Work item: Word for word, restate the entries below and exclude every image.

(Page transcription dataset items)
·····
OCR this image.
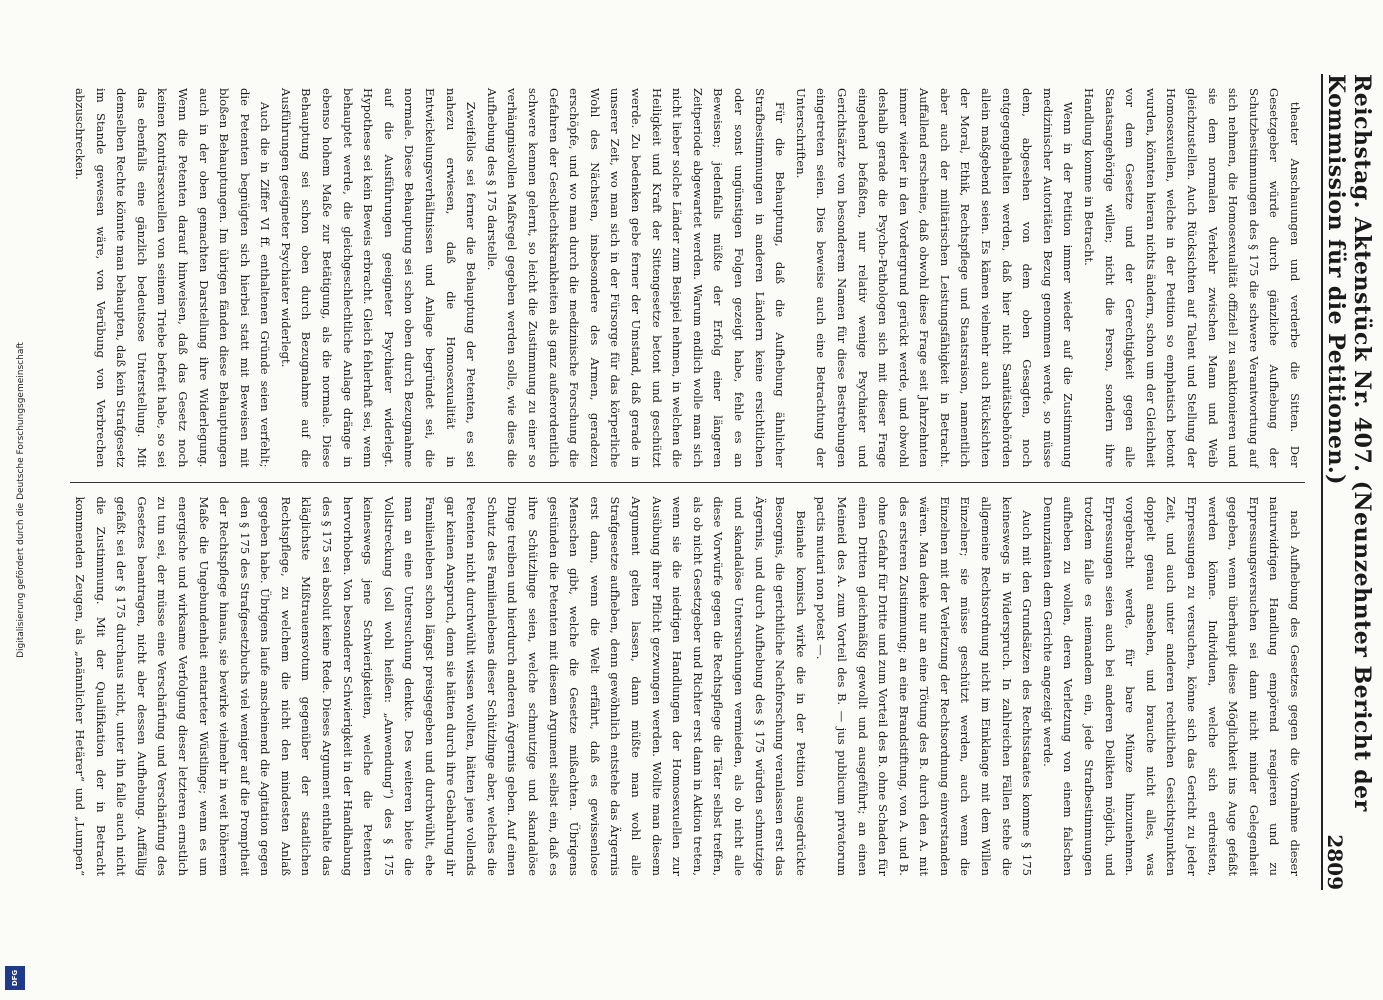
Reichstag. Aktenstück Nr. 407. (Neunzehnter Bericht der Kommission für die Petitionen.)
2809

theater Anschauungen und verderbe die Sitten. Der Gesetzgeber würde durch gänzliche Aufhebung der Schutzbestimmungen des § 175 die schwere Verantwortung auf sich nehmen, die Homosexualität offiziell zu sanktionieren und sie dem normalen Verkehr zwischen Mann und Weib gleichzustellen. Auch Rücksichten auf Talent und Stellung der Homosexuellen, welche in der Petition so emphatisch betont wurden, könnten hieran nichts ändern, schon um der Gleichheit vor dem Gesetze und der Gerechtigkeit gegen alle Staatsangehörige willen; nicht die Person, sondern ihre Handlung komme in Betracht.

Wenn in der Petition immer wieder auf die Zustimmung medizinischer Autoritäten Bezug genommen werde, so müsse dem, abgesehen von dem oben Gesagten, noch entgegengehalten werden, daß hier nicht Sanitätsbehörden allein maßgebend seien. Es kämen vielmehr auch Rücksichten der Moral, Ethik, Rechtspflege und Staatsraison, namentlich aber auch der militärischen Leistungsfähigkeit in Betracht. Auffallend erscheine, daß obwohl diese Frage seit Jahrzehnten immer wieder in den Vordergrund gerückt werde, und obwohl deshalb gerade die Psycho-Pathologen sich mit dieser Frage eingehend befaßten, nur relativ wenige Psychiater und Gerichtsärzte von besonderem Namen für diese Bestrebungen eingetreten seien. Dies beweise auch eine Betrachtung der Unterschriften.

Für die Behauptung, daß die Aufhebung ähnlicher Strafbestimmungen in anderen Ländern keine ersichtlichen oder sonst ungünstigen Folgen gezeigt habe, fehle es an Beweisen; jedenfalls müßte der Erfolg einer längeren Zeitperiode abgewartet werden. Warum endlich wolle man sich nicht lieber solche Länder zum Beispiel nehmen, in welchen die Heiligkeit und Kraft der Sittengesetze betont und geschützt werde. Zu bedenken gebe ferner der Umstand, daß gerade in unserer Zeit, wo man sich in der Fürsorge für das körperliche Wohl des Nächsten, insbesondere des Armen, geradezu erschöpfe, und wo man durch die medizinische Forschung die Gefahren der Geschlechtskrankheiten als ganz außerordentlich schwere kennen gelernt, so leicht die Zustimmung zu einer so verhängnisvollen Maßregel gegeben werden solle, wie dies die Aufhebung des § 175 darstelle.

Zweifellos sei ferner die Behauptung der Petenten, es sei nahezu erwiesen, daß die Homosexualität in Entwickelungsverhältnissen und Anlage begründet sei, die normale. Diese Behauptung sei schon oben durch Bezugnahme auf die Ausführungen geeigneter Psychiater widerlegt. Hypothese sei kein Beweis erbracht. Gleich fehlerhaft sei, wenn behauptet werde, die gleichgeschlechtliche Anlage dränge in ebenso hohem Maße zur Betätigung, als die normale. Diese Behauptung sei schon oben durch Bezugnahme auf die Ausführungen geeigneter Psychiater widerlegt.

Auch die in Ziffer VI ff. enthaltenen Gründe seien verfehlt; die Petenten begnügten sich hierbei statt mit Beweisen mit bloßen Behauptungen. Im übrigen fänden diese Behauptungen auch in der oben gemachten Darstellung ihre Widerlegung. Wenn die Petenten darauf hinweisen, daß das Gesetz noch keinen Konträrsexuellen von seinem Triebe befreit habe, so sei das ebenfalls eine gänzlich bedeutsose Unterstellung. Mit demselben Rechte könnte man behaupten, daß kein Strafgesetz im Stande gewesen wäre, von Verübung von Verbrechen abzuschrecken.

nach Aufhebung des Gesetzes gegen die Vornahme dieser naturwidrigen Handlung empörend reagieren und zu Erpressungsversuchen sei dann nicht minder Gelegenheit gegeben, wenn überhaupt diese Möglichkeit ins Auge gefaßt werden könne. Individuen, welche sich erdreisten, Erpressungen zu versuchen, könne sich das Gericht zu jeder Zeit, und auch unter anderen rechtlichen Gesichtspunkten doppelt genau ansehen, und brauche nicht alles, was vorgebracht werde, für bare Münze hinzunehmen. Erpressungen seien auch bei anderen Delikten möglich, und trotzdem falle es niemandem ein, jede Strafbestimmungen aufheben zu wollen, deren Verletzung von einem falschen Denunzianten dem Gerichte angezeigt werde.

Auch mit den Grundsätzen des Rechtsstaates komme § 175 keineswegs in Widerspruch. In zahlreichen Fällen stehe die allgemeine Rechtsordnung nicht im Einklange mit dem Willen Einzelner; sie müsse geschützt werden, auch wenn die Einzelnen mit der Verletzung der Rechtsordnung einverstanden wären. Man denke nur an eine Tötung des B. durch den A. mit des ersteren Zustimmung; an eine Brandstiftung, von A. und B. ohne Gefahr für Dritte und zum Vorteil des B. ohne Schaden für einen Dritten gleichmäßig gewollt und ausgeführt; an einen Meineid des A. zum Vorteil des B. — jus publicum privatorum pactis mutari non potest —.

Beinahe komisch wirke die in der Petition ausgedrückte Besorgnis, die gerichtliche Nachforschung veranlassen erst das Ärgernis, und durch Aufhebung des § 175 würden schmutzige und skandalöse Untersuchungen vermieden, als ob nicht alle diese Vorwürfe gegen die Rechtspflege die Täter selbst treffen, als ob nicht Gesetzgeber und Richter erst dann in Aktion treten, wenn sie die niedrigen Handlungen der Homosexuellen zur Ausübung ihrer Pflicht gezwungen werden. Wollte man diesem Argument gelten lassen, dann müßte man wohl alle Strafgesetze aufheben, denn gewöhnlich entstehe das Ärgernis erst dann, wenn die Welt erfährt, daß es gewissenlose Menschen gibt, welche die Gesetze mißachten. Übrigens gestünden die Petenten mit diesem Argument selbst ein, daß es ihre Schützlinge seien, welche schmutzige und skandalöse Dinge treiben und hierdurch anderen Ärgernis geben. Auf einen Schutz des Familienlebens dieser Schützlinge aber, welches die Petenten nicht durchwühlt wissen wollten, hätten jene vollends gar keinen Anspruch, denn sie hätten durch ihre Gebahrung ihr Familienleben schon längst preisgegeben und durchwühlt, ehe man an eine Untersuchung denkte. Des weiteren biete die Vollstreckung (soll wohl heißen: „Anwendung“) des § 175 keineswegs jene Schwierigkeiten, welche die Petenten hervorhoben. Von besonderer Schwierigkeit in der Handhabung des § 175 sei absolut keine Rede. Dieses Argument enthalte das kläglichste Mißtrauensvotum gegenüber der staatlichen Rechtspflege, zu welchem die nicht den mindesten Anlaß gegeben habe. Übrigens laufe anscheinend die Agitation gegen den § 175 des Strafgesetzbuchs viel weniger auf die Promptheit der Rechtspflege hinaus, sie bewirke vielmehr in weit höherem Maße die Ungebundenheit entarteter Wüstlinge; wenn es um energische und wirksame Verfolgung dieser letzteren ernstlich zu tun sei, der müsse eine Verschärfung und Verschärfung des Gesetzes beantragen, nicht aber dessen Aufhebung. Auffällig gefaßt sei der § 175 durchaus nicht, unter ihn falle auch nicht die Zustimmung. Mit der Qualifikation der in Betracht kommenden Zeugen, als „männlicher Hetärer“ und „Lumpen“

Digitalisierung gefördert durch die Deutsche Forschungsgemeinschaft
DFG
·····
Completed task:
OCR this image.
Reichstag. Aktenstück Nr. 407. (Neunzehnter Bericht der Kommission für die Petitionen.)
2809

theater Anschauungen und verderbe die Sitten. Der Gesetzgeber würde durch gänzliche Aufhebung der Schutzbestimmungen des § 175 die schwere Verantwortung auf sich nehmen, die Homosexualität offiziell zu sanktionieren und sie dem normalen Verkehr zwischen Mann und Weib gleichzustellen. Auch Rücksichten auf Talent und Stellung der Homosexuellen, welche in der Petition so emphatisch betont wurden, könnten hieran nichts ändern, schon um der Gleichheit vor dem Gesetze und der Gerechtigkeit gegen alle Staatsangehörige willen; nicht die Person, sondern ihre Handlung komme in Betracht.

Wenn in der Petition immer wieder auf die Zustimmung medizinischer Autoritäten Bezug genommen werde, so müsse dem, abgesehen von dem oben Gesagten, noch entgegengehalten werden, daß hier nicht Sanitätsbehörden allein maßgebend seien. Es kämen vielmehr auch Rücksichten der Moral, Ethik, Rechtspflege und Staatsraison, namentlich aber auch der militärischen Leistungsfähigkeit in Betracht. Auffallend erscheine, daß obwohl diese Frage seit Jahrzehnten immer wieder in den Vordergrund gerückt werde, und obwohl deshalb gerade die Psycho-Pathologen sich mit dieser Frage eingehend befaßten, nur relativ wenige Psychiater und Gerichtsärzte von besonderem Namen für diese Bestrebungen eingetreten seien. Dies beweise auch eine Betrachtung der Unterschriften.

Für die Behauptung, daß die Aufhebung ähnlicher Strafbestimmungen in anderen Ländern keine ersichtlichen oder sonst ungünstigen Folgen gezeigt habe, fehle es an Beweisen; jedenfalls müßte der Erfolg einer längeren Zeitperiode abgewartet werden. Warum endlich wolle man sich nicht lieber solche Länder zum Beispiel nehmen, in welchen die Heiligkeit und Kraft der Sittengesetze betont und geschützt werde. Zu bedenken gebe ferner der Umstand, daß gerade in unserer Zeit, wo man sich in der Fürsorge für das körperliche Wohl des Nächsten, insbesondere des Armen, geradezu erschöpfe, und wo man durch die medizinische Forschung die Gefahren der Geschlechtskrankheiten als ganz außerordentlich schwere kennen gelernt, so leicht die Zustimmung zu einer so verhängnisvollen Maßregel gegeben werden solle, wie dies die Aufhebung des § 175 darstelle.

Zweifellos sei ferner die Behauptung der Petenten, es sei nahezu erwiesen, daß die Homosexualität in Entwickelungsverhältnissen und Anlage begründet sei, die normale. Diese Behauptung sei schon oben durch Bezugnahme auf die Ausführungen geeigneter Psychiater widerlegt. Hypothese sei kein Beweis erbracht. Gleich fehlerhaft sei, wenn behauptet werde, die gleichgeschlechtliche Anlage dränge in ebenso hohem Maße zur Betätigung, als die normale. Diese Behauptung sei schon oben durch Bezugnahme auf die Ausführungen geeigneter Psychiater widerlegt.

Auch die in Ziffer VI ff. enthaltenen Gründe seien verfehlt; die Petenten begnügten sich hierbei statt mit Beweisen mit bloßen Behauptungen. Im übrigen fänden diese Behauptungen auch in der oben gemachten Darstellung ihre Widerlegung. Wenn die Petenten darauf hinweisen, daß das Gesetz noch keinen Konträrsexuellen von seinem Triebe befreit habe, so sei das ebenfalls eine gänzlich bedeutsose Unterstellung. Mit demselben Rechte könnte man behaupten, daß kein Strafgesetz im Stande gewesen wäre, von Verübung von Verbrechen abzuschrecken.

nach Aufhebung des Gesetzes gegen die Vornahme dieser naturwidrigen Handlung empörend reagieren und zu Erpressungsversuchen sei dann nicht minder Gelegenheit gegeben, wenn überhaupt diese Möglichkeit ins Auge gefaßt werden könne. Individuen, welche sich erdreisten, Erpressungen zu versuchen, könne sich das Gericht zu jeder Zeit, und auch unter anderen rechtlichen Gesichtspunkten doppelt genau ansehen, und brauche nicht alles, was vorgebracht werde, für bare Münze hinzunehmen. Erpressungen seien auch bei anderen Delikten möglich, und trotzdem falle es niemandem ein, jede Strafbestimmungen aufheben zu wollen, deren Verletzung von einem falschen Denunzianten dem Gerichte angezeigt werde.

Auch mit den Grundsätzen des Rechtsstaates komme § 175 keineswegs in Widerspruch. In zahlreichen Fällen stehe die allgemeine Rechtsordnung nicht im Einklange mit dem Willen Einzelner; sie müsse geschützt werden, auch wenn die Einzelnen mit der Verletzung der Rechtsordnung einverstanden wären. Man denke nur an eine Tötung des B. durch den A. mit des ersteren Zustimmung; an eine Brandstiftung, von A. und B. ohne Gefahr für Dritte und zum Vorteil des B. ohne Schaden für einen Dritten gleichmäßig gewollt und ausgeführt; an einen Meineid des A. zum Vorteil des B. — jus publicum privatorum pactis mutari non potest —.

Beinahe komisch wirke die in der Petition ausgedrückte Besorgnis, die gerichtliche Nachforschung veranlassen erst das Ärgernis, und durch Aufhebung des § 175 würden schmutzige und skandalöse Untersuchungen vermieden, als ob nicht alle diese Vorwürfe gegen die Rechtspflege die Täter selbst treffen, als ob nicht Gesetzgeber und Richter erst dann in Aktion treten, wenn sie die niedrigen Handlungen der Homosexuellen zur Ausübung ihrer Pflicht gezwungen werden. Wollte man diesem Argument gelten lassen, dann müßte man wohl alle Strafgesetze aufheben, denn gewöhnlich entstehe das Ärgernis erst dann, wenn die Welt erfährt, daß es gewissenlose Menschen gibt, welche die Gesetze mißachten. Übrigens gestünden die Petenten mit diesem Argument selbst ein, daß es ihre Schützlinge seien, welche schmutzige und skandalöse Dinge treiben und hierdurch anderen Ärgernis geben. Auf einen Schutz des Familienlebens dieser Schützlinge aber, welches die Petenten nicht durchwühlt wissen wollten, hätten jene vollends gar keinen Anspruch, denn sie hätten durch ihre Gebahrung ihr Familienleben schon längst preisgegeben und durchwühlt, ehe man an eine Untersuchung denkte. Des weiteren biete die Vollstreckung (soll wohl heißen: „Anwendung“) des § 175 keineswegs jene Schwierigkeiten, welche die Petenten hervorhoben. Von besonderer Schwierigkeit in der Handhabung des § 175 sei absolut keine Rede. Dieses Argument enthalte das kläglichste Mißtrauensvotum gegenüber der staatlichen Rechtspflege, zu welchem die nicht den mindesten Anlaß gegeben habe. Übrigens laufe anscheinend die Agitation gegen den § 175 des Strafgesetzbuchs viel weniger auf die Promptheit der Rechtspflege hinaus, sie bewirke vielmehr in weit höherem Maße die Ungebundenheit entarteter Wüstlinge; wenn es um energische und wirksame Verfolgung dieser letzteren ernstlich zu tun sei, der müsse eine Verschärfung und Verschärfung des Gesetzes beantragen, nicht aber dessen Aufhebung. Auffällig gefaßt sei der § 175 durchaus nicht, unter ihn falle auch nicht die Zustimmung. Mit der Qualifikation der in Betracht kommenden Zeugen, als „männlicher Hetärer“ und „Lumpen“

Digitalisierung gefördert durch die Deutsche Forschungsgemeinschaft
DFG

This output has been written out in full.